-- start INFORMATION SHOWN --

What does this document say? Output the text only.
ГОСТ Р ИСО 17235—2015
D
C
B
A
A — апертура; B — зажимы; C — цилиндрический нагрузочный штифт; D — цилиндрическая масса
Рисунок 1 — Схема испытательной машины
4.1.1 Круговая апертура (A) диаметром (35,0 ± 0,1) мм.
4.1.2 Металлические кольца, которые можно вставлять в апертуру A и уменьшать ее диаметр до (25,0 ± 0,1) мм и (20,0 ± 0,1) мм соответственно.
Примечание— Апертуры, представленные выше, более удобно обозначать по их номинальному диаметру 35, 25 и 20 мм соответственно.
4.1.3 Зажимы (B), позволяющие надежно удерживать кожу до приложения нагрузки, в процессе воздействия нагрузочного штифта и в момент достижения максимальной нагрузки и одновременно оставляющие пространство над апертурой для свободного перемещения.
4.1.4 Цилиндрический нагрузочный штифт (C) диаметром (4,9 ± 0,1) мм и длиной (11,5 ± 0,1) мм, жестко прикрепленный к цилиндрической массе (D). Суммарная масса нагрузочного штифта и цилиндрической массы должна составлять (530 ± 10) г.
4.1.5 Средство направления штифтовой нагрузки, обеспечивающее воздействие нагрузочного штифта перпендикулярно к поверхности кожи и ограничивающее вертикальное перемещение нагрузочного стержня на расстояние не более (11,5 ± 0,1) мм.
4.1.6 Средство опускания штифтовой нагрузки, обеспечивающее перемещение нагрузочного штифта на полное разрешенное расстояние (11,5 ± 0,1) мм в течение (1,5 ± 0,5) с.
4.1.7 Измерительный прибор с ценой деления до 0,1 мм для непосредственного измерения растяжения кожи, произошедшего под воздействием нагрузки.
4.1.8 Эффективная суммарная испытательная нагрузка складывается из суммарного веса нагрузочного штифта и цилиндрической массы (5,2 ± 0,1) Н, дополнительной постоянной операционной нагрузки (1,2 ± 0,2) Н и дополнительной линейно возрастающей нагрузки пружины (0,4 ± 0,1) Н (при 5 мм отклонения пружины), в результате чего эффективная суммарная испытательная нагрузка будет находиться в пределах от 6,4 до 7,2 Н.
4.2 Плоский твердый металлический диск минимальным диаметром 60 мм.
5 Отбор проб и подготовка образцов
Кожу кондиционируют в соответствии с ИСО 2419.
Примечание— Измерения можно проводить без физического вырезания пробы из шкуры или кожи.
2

-- end INFORMATION SHOWN --
-- start INFORMATION SHOWN --

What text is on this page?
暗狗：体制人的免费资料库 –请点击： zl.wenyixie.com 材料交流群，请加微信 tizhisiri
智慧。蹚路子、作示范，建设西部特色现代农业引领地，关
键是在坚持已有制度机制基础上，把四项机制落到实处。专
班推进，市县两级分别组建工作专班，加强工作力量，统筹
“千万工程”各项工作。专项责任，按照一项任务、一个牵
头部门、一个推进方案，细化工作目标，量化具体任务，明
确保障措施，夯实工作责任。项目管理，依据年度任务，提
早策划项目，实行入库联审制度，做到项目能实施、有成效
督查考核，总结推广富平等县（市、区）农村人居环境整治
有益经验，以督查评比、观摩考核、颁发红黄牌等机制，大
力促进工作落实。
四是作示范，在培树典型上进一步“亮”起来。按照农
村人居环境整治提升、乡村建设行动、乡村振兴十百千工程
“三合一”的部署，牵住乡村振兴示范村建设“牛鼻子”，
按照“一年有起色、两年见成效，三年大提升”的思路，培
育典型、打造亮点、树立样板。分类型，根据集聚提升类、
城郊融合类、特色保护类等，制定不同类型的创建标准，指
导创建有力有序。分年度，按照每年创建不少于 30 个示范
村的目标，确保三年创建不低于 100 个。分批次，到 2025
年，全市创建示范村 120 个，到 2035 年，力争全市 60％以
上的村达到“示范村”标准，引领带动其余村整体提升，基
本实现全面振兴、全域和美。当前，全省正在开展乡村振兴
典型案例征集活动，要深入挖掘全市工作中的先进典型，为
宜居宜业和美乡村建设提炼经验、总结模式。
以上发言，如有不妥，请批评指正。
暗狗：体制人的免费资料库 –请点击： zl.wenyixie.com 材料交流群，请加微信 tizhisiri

-- end INFORMATION SHOWN --

JOB =>
Looking at the material above, count the lines containing the string "text" and reply with the count alone.

REPLY =>
2